* Start AVAILABLE RECORDS *

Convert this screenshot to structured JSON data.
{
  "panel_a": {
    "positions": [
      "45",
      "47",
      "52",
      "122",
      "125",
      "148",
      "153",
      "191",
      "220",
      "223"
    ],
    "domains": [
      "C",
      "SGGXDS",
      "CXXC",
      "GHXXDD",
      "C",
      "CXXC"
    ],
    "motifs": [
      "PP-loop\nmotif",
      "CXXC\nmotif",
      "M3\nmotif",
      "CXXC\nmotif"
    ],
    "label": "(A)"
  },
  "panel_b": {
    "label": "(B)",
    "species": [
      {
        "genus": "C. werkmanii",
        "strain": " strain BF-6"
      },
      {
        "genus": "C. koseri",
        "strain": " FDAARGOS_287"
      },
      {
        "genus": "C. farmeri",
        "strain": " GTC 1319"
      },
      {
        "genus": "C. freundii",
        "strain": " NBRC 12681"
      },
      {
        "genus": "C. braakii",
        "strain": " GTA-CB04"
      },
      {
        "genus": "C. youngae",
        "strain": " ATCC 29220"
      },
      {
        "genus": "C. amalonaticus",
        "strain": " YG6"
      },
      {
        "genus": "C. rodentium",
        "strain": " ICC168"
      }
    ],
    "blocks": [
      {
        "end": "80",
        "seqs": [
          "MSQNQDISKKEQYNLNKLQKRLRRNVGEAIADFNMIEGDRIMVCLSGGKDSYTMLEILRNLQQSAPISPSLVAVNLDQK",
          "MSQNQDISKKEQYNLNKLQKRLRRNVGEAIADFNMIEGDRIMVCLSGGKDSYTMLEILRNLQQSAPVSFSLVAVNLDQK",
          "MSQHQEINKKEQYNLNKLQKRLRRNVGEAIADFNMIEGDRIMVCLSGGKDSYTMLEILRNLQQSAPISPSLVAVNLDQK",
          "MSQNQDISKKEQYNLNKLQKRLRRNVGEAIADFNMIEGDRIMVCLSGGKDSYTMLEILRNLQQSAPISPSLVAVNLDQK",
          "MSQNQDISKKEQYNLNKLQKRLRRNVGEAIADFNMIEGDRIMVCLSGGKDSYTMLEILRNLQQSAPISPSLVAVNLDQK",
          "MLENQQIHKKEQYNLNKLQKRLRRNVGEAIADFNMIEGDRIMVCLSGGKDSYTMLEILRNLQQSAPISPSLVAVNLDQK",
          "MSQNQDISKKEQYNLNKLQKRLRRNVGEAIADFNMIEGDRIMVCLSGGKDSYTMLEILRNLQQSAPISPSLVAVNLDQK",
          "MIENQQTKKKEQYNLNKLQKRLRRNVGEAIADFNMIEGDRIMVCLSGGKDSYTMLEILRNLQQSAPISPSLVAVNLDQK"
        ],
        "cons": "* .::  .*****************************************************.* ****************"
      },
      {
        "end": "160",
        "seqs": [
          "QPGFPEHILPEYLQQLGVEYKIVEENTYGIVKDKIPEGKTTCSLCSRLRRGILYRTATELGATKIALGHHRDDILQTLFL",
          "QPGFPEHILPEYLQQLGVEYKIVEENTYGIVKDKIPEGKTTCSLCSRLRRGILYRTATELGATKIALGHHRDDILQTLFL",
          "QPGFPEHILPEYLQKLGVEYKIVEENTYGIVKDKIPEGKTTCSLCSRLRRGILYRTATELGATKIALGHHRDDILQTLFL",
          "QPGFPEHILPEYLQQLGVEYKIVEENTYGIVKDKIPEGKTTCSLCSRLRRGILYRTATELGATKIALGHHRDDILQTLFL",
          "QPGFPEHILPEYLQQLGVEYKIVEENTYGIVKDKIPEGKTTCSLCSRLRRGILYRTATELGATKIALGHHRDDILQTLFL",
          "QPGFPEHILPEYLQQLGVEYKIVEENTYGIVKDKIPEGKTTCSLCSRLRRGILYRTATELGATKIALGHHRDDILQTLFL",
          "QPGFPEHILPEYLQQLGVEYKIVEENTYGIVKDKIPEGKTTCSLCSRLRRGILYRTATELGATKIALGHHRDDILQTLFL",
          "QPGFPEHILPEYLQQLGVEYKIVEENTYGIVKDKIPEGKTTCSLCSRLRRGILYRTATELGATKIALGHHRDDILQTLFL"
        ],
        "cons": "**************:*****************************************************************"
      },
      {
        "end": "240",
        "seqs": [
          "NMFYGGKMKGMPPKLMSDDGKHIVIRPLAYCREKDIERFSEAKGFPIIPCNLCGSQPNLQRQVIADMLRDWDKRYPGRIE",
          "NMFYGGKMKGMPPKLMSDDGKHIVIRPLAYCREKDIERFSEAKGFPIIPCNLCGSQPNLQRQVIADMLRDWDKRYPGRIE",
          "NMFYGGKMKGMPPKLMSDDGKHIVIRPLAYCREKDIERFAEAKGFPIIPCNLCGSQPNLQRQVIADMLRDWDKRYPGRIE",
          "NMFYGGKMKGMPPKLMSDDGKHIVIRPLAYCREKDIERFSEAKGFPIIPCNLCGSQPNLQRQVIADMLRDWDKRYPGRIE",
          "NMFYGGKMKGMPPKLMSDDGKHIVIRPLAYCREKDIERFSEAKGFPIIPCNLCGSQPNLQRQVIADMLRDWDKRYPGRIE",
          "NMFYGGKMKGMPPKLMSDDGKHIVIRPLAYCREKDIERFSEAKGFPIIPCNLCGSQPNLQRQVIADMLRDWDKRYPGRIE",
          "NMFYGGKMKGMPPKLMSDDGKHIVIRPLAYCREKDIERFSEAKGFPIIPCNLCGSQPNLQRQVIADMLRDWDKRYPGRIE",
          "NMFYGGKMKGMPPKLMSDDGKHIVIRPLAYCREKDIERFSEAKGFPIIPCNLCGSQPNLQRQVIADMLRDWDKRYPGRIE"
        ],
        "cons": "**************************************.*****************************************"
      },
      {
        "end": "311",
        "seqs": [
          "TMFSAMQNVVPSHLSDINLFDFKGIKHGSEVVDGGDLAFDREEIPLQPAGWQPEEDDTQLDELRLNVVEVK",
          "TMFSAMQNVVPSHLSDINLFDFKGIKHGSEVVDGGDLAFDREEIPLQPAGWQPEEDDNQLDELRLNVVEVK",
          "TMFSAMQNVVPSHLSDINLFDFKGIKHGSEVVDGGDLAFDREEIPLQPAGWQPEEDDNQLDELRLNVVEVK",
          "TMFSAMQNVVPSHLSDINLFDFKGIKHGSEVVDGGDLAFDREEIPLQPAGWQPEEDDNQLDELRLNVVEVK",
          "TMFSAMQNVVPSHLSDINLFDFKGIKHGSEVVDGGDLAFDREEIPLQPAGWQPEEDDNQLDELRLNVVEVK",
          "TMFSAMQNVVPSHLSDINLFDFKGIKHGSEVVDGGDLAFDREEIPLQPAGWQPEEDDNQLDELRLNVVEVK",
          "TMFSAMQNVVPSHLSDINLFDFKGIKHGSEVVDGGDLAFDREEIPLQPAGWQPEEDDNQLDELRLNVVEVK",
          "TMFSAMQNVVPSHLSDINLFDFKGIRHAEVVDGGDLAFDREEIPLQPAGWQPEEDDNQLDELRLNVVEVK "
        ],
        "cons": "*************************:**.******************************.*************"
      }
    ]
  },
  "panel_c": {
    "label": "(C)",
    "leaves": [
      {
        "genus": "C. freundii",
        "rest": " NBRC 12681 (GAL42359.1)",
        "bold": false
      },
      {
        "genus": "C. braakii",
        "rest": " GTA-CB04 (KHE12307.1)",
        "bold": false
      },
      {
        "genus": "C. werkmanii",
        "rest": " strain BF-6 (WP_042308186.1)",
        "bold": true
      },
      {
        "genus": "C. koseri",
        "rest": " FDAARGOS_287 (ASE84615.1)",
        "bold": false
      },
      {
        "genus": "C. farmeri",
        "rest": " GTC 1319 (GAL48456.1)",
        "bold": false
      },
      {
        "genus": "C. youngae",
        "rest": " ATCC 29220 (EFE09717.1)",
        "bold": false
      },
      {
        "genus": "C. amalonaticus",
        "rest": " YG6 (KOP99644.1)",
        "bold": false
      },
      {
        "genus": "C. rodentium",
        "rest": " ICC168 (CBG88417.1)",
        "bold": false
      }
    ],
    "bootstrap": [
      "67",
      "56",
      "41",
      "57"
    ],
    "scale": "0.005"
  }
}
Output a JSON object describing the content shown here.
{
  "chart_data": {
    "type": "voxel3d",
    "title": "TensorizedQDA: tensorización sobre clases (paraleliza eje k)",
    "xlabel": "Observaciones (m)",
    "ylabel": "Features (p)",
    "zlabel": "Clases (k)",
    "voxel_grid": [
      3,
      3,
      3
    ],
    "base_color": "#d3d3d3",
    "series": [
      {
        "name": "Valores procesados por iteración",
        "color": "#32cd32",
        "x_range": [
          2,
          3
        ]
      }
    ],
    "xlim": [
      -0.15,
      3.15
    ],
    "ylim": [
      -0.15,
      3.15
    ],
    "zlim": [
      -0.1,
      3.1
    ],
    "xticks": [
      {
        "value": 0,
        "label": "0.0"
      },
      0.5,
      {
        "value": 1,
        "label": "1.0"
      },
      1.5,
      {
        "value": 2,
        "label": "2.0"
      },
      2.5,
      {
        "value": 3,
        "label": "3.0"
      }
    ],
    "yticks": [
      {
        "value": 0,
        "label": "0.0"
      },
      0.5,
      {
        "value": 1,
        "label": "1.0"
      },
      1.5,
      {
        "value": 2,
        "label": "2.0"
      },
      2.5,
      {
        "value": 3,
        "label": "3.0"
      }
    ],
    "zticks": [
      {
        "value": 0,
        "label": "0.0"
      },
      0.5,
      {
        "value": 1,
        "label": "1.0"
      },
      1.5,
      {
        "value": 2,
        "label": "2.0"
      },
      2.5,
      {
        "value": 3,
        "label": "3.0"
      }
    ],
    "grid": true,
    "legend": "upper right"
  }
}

* End AVAILABLE RECORDS *

** GIVEN REQUEST **
Quote verbatim the line containing "Output a JSON" and every line after it through the end of the records above.

** THE SOLUTION **
Output a JSON object describing the content shown here.
{
  "chart_data": {
    "type": "voxel3d",
    "title": "TensorizedQDA: tensorización sobre clases (paraleliza eje k)",
    "xlabel": "Observaciones (m)",
    "ylabel": "Features (p)",
    "zlabel": "Clases (k)",
    "voxel_grid": [
      3,
      3,
      3
    ],
    "base_color": "#d3d3d3",
    "series": [
      {
        "name": "Valores procesados por iteración",
        "color": "#32cd32",
        "x_range": [
          2,
          3
        ]
      }
    ],
    "xlim": [
      -0.15,
      3.15
    ],
    "ylim": [
      -0.15,
      3.15
    ],
    "zlim": [
      -0.1,
      3.1
    ],
    "xticks": [
      {
        "value": 0,
        "label": "0.0"
      },
      0.5,
      {
        "value": 1,
        "label": "1.0"
      },
      1.5,
      {
        "value": 2,
        "label": "2.0"
      },
      2.5,
      {
        "value": 3,
        "label": "3.0"
      }
    ],
    "yticks": [
      {
        "value": 0,
        "label": "0.0"
      },
      0.5,
      {
        "value": 1,
        "label": "1.0"
      },
      1.5,
      {
        "value": 2,
        "label": "2.0"
      },
      2.5,
      {
        "value": 3,
        "label": "3.0"
      }
    ],
    "zticks": [
      {
        "value": 0,
        "label": "0.0"
      },
      0.5,
      {
        "value": 1,
        "label": "1.0"
      },
      1.5,
      {
        "value": 2,
        "label": "2.0"
      },
      2.5,
      {
        "value": 3,
        "label": "3.0"
      }
    ],
    "grid": true,
    "legend": "upper right"
  }
}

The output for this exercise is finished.